▶
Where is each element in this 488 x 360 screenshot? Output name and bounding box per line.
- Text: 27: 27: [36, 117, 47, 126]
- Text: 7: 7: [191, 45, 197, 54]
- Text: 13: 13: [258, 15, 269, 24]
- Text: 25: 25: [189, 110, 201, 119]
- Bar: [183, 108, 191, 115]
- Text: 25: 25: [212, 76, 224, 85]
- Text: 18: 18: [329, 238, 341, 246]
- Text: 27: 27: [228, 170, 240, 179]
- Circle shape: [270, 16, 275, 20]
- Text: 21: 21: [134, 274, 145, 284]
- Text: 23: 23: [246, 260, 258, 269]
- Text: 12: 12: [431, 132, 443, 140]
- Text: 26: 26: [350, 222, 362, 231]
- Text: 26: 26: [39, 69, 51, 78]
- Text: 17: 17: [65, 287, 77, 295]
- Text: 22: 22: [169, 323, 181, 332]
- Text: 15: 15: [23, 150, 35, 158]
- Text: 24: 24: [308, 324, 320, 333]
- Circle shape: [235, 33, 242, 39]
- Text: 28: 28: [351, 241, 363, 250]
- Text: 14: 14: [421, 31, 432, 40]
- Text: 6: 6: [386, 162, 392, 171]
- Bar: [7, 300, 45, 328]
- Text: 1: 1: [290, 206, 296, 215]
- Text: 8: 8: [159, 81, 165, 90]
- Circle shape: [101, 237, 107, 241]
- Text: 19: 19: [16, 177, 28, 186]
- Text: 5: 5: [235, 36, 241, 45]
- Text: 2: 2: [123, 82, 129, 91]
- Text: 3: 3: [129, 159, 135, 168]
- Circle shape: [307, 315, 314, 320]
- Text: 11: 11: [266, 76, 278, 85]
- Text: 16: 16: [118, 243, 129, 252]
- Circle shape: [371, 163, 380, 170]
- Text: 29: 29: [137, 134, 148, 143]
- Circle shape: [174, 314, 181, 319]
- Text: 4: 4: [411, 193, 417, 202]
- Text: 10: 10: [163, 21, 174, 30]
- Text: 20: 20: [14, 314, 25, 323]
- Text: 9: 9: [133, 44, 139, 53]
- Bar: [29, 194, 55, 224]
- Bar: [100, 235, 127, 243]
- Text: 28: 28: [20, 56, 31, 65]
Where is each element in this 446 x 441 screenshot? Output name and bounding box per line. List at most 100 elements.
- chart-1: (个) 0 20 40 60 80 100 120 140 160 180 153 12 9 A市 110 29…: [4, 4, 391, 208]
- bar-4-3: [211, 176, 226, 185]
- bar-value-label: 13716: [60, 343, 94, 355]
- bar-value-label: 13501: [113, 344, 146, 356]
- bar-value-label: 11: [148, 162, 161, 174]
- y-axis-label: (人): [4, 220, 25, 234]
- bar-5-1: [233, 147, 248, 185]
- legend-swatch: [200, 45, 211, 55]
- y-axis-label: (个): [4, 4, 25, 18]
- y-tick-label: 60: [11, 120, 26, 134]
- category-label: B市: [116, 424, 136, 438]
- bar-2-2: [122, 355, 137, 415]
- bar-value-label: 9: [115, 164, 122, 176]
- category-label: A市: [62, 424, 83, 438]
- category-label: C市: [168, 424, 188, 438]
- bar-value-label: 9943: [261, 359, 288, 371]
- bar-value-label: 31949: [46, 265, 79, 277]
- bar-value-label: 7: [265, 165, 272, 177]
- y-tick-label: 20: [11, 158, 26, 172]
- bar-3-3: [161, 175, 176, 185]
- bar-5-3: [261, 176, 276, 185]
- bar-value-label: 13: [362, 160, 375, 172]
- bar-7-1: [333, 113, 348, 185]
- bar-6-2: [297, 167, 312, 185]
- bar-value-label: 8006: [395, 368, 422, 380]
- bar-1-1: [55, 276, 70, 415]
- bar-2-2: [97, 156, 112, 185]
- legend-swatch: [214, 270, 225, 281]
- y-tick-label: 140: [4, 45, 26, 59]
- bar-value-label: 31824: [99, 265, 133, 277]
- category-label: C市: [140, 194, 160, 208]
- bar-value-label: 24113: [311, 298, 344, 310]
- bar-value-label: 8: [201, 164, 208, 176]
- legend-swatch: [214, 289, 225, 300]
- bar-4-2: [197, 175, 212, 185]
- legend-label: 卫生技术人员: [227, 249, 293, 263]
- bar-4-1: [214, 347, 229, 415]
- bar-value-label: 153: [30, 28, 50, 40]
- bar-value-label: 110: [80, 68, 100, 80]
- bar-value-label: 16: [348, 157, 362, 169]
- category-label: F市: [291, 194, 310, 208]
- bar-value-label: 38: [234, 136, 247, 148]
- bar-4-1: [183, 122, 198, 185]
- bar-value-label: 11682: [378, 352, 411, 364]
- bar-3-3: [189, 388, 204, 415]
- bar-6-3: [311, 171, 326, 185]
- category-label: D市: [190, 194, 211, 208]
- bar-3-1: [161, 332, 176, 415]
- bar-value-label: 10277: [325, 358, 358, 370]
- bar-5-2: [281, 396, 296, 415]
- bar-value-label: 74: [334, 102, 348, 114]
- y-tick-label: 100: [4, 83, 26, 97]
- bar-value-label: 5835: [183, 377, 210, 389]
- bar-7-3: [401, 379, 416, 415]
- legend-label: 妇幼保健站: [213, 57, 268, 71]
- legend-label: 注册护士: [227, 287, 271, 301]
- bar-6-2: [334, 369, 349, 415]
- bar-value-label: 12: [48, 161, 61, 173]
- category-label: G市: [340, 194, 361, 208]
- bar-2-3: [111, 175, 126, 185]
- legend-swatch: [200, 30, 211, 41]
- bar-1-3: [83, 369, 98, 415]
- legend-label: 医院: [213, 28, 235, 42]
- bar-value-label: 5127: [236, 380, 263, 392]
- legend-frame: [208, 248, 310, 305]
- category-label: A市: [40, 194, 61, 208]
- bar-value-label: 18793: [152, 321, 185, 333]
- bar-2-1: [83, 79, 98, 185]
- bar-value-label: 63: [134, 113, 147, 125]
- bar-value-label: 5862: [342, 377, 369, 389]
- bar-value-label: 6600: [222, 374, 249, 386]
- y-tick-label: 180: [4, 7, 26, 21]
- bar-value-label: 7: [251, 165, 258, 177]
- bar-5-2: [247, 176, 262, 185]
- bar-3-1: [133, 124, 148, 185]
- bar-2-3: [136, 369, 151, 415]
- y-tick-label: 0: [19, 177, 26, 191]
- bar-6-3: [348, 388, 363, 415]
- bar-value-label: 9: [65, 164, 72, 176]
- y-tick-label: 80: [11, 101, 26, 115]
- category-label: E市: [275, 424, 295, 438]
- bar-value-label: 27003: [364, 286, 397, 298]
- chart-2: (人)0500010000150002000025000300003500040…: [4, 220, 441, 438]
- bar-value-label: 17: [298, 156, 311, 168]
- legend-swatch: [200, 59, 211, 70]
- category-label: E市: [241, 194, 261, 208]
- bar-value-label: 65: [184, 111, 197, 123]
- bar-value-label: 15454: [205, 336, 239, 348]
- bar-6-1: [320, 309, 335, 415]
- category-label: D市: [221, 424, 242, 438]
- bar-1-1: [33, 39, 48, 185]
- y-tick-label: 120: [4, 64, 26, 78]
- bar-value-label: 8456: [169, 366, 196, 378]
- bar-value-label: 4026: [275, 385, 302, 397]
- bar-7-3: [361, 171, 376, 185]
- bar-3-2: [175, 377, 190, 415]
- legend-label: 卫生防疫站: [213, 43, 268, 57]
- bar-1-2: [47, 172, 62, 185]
◀
Reproduce the items above verbatim, from the very first line up to and including the line with "- Text: 21: 21: [134, 274, 145, 284]".

Where is each element in this 488 x 360 screenshot? Output name and bounding box per line.
- Text: 27: 27: [36, 117, 47, 126]
- Text: 7: 7: [191, 45, 197, 54]
- Text: 13: 13: [258, 15, 269, 24]
- Text: 25: 25: [189, 110, 201, 119]
- Bar: [183, 108, 191, 115]
- Text: 25: 25: [212, 76, 224, 85]
- Text: 18: 18: [329, 238, 341, 246]
- Text: 27: 27: [228, 170, 240, 179]
- Circle shape: [270, 16, 275, 20]
- Text: 21: 21: [134, 274, 145, 284]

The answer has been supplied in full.